##### Data shown

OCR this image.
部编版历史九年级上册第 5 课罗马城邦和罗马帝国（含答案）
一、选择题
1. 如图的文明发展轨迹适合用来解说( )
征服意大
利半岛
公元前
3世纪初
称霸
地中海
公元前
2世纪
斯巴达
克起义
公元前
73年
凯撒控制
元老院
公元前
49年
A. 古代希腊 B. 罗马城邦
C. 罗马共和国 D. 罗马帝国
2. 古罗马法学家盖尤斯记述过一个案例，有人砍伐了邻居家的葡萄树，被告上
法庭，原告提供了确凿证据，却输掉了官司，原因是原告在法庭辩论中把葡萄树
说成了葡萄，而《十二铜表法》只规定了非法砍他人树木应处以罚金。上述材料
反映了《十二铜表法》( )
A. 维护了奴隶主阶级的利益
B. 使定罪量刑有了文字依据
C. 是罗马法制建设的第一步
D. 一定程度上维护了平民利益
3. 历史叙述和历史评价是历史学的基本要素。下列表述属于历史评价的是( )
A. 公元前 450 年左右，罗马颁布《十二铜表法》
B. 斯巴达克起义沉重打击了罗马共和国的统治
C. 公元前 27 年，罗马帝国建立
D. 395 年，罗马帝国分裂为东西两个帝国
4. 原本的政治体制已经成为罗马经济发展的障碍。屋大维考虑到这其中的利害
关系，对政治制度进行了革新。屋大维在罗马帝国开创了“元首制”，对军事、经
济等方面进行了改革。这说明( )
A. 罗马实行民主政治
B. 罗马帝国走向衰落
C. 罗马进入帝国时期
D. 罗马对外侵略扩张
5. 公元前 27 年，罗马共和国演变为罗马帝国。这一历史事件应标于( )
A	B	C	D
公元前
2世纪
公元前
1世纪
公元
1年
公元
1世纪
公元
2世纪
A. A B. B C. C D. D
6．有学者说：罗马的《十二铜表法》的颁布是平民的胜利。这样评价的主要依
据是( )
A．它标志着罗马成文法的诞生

##########

Return the entries above exactly, each one complete.

_Task result_
OCR this image.
部编版历史九年级上册第 5 课罗马城邦和罗马帝国（含答案）
一、选择题
1. 如图的文明发展轨迹适合用来解说( )
征服意大
利半岛
公元前
3世纪初
称霸
地中海
公元前
2世纪
斯巴达
克起义
公元前
73年
凯撒控制
元老院
公元前
49年
A. 古代希腊 B. 罗马城邦
C. 罗马共和国 D. 罗马帝国
2. 古罗马法学家盖尤斯记述过一个案例，有人砍伐了邻居家的葡萄树，被告上
法庭，原告提供了确凿证据，却输掉了官司，原因是原告在法庭辩论中把葡萄树
说成了葡萄，而《十二铜表法》只规定了非法砍他人树木应处以罚金。上述材料
反映了《十二铜表法》( )
A. 维护了奴隶主阶级的利益
B. 使定罪量刑有了文字依据
C. 是罗马法制建设的第一步
D. 一定程度上维护了平民利益
3. 历史叙述和历史评价是历史学的基本要素。下列表述属于历史评价的是( )
A. 公元前 450 年左右，罗马颁布《十二铜表法》
B. 斯巴达克起义沉重打击了罗马共和国的统治
C. 公元前 27 年，罗马帝国建立
D. 395 年，罗马帝国分裂为东西两个帝国
4. 原本的政治体制已经成为罗马经济发展的障碍。屋大维考虑到这其中的利害
关系，对政治制度进行了革新。屋大维在罗马帝国开创了“元首制”，对军事、经
济等方面进行了改革。这说明( )
A. 罗马实行民主政治
B. 罗马帝国走向衰落
C. 罗马进入帝国时期
D. 罗马对外侵略扩张
5. 公元前 27 年，罗马共和国演变为罗马帝国。这一历史事件应标于( )
A	B	C	D
公元前
2世纪
公元前
1世纪
公元
1年
公元
1世纪
公元
2世纪
A. A B. B C. C D. D
6．有学者说：罗马的《十二铜表法》的颁布是平民的胜利。这样评价的主要依
据是( )
A．它标志着罗马成文法的诞生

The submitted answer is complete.